* **Exercise inputs**:
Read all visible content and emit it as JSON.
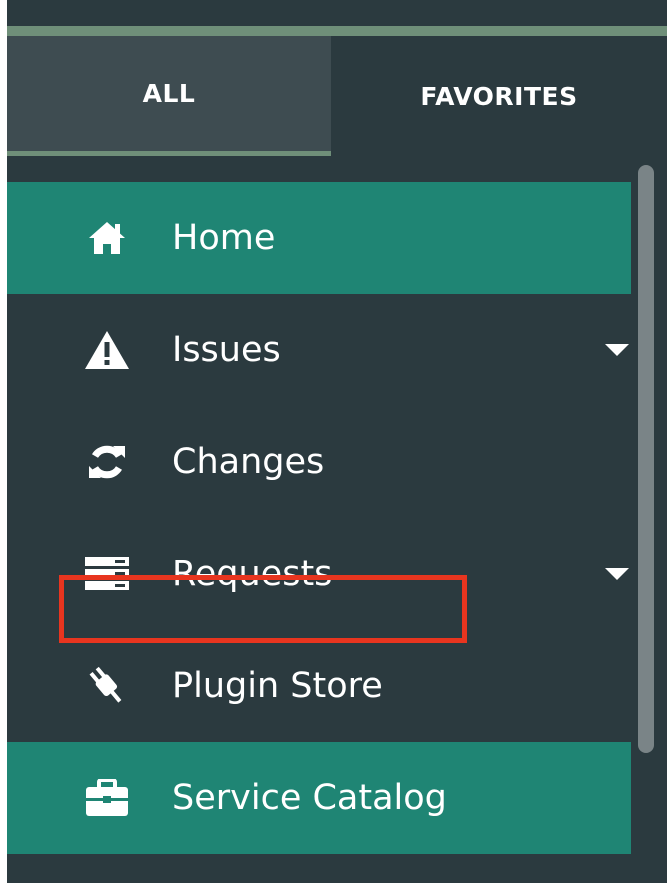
{
  "tabs": {
    "all_label": "ALL",
    "favorites_label": "FAVORITES"
  },
  "menu": {
    "items": [
      {
        "label": "Home",
        "icon": "home-icon",
        "active": true
      },
      {
        "label": "Issues",
        "icon": "warning-icon",
        "has_submenu": true
      },
      {
        "label": "Changes",
        "icon": "refresh-icon"
      },
      {
        "label": "Requests",
        "icon": "server-icon",
        "has_submenu": true
      },
      {
        "label": "Plugin Store",
        "icon": "plug-icon"
      },
      {
        "label": "Service Catalog",
        "icon": "briefcase-icon",
        "active": true,
        "highlighted": true
      }
    ]
  },
  "colors": {
    "background": "#2b3a3f",
    "active_item": "#1f8574",
    "tab_selected": "#3e4c51",
    "accent_rule": "#6f8f79",
    "highlight_border": "#e8351f"
  }
}
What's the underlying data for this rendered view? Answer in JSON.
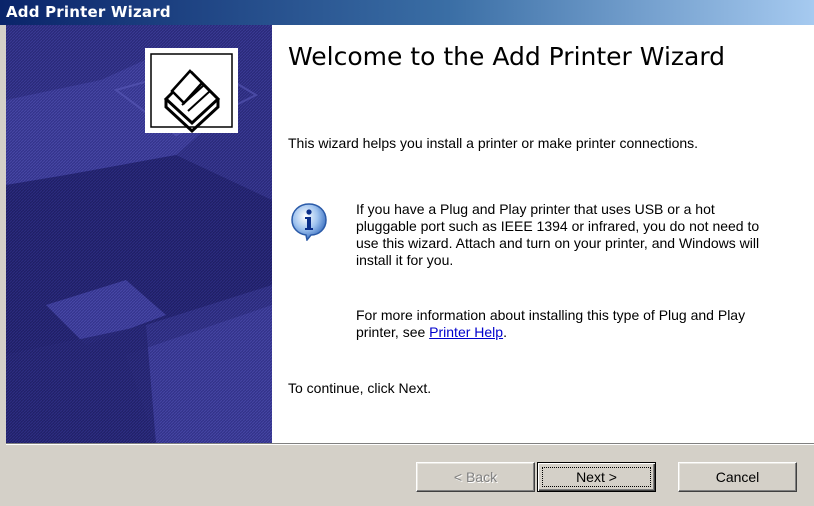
{
  "window": {
    "title": "Add Printer Wizard"
  },
  "wizard": {
    "heading": "Welcome to the Add Printer Wizard",
    "intro": "This wizard helps you install a printer or make printer connections.",
    "info_paragraph_1": "If you have a Plug and Play printer that uses USB or a hot pluggable port such as IEEE 1394 or infrared, you do not need to use this wizard. Attach and turn on your printer, and Windows will install it for you.",
    "info_paragraph_2_prefix": "For more information about installing this type of Plug and Play printer, see ",
    "info_link": "Printer Help",
    "info_paragraph_2_suffix": ".",
    "continue_text": "To continue, click Next.",
    "info_icon": "info-icon",
    "sidebar_icon": "printer-icon"
  },
  "buttons": {
    "back_label": "< Back",
    "next_label": "Next >",
    "cancel_label": "Cancel",
    "back_enabled": false
  },
  "colors": {
    "titlebar_start": "#0a246a",
    "titlebar_end": "#a6caf0",
    "sidebar_blue": "#2b2b7f",
    "link": "#0000cc"
  }
}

* **Exercise details**: Leaving out every picture, transcribe exactly the lines from the line that contains "What's the underlying" through the final line of the entries above.

* **Full response**:
What's the underlying data for this rendered view? Answer in JSON.
{
  "window": {
    "title": "Add Printer Wizard"
  },
  "wizard": {
    "heading": "Welcome to the Add Printer Wizard",
    "intro": "This wizard helps you install a printer or make printer connections.",
    "info_paragraph_1": "If you have a Plug and Play printer that uses USB or a hot pluggable port such as IEEE 1394 or infrared, you do not need to use this wizard. Attach and turn on your printer, and Windows will install it for you.",
    "info_paragraph_2_prefix": "For more information about installing this type of Plug and Play printer, see ",
    "info_link": "Printer Help",
    "info_paragraph_2_suffix": ".",
    "continue_text": "To continue, click Next.",
    "info_icon": "info-icon",
    "sidebar_icon": "printer-icon"
  },
  "buttons": {
    "back_label": "< Back",
    "next_label": "Next >",
    "cancel_label": "Cancel",
    "back_enabled": false
  },
  "colors": {
    "titlebar_start": "#0a246a",
    "titlebar_end": "#a6caf0",
    "sidebar_blue": "#2b2b7f",
    "link": "#0000cc"
  }
}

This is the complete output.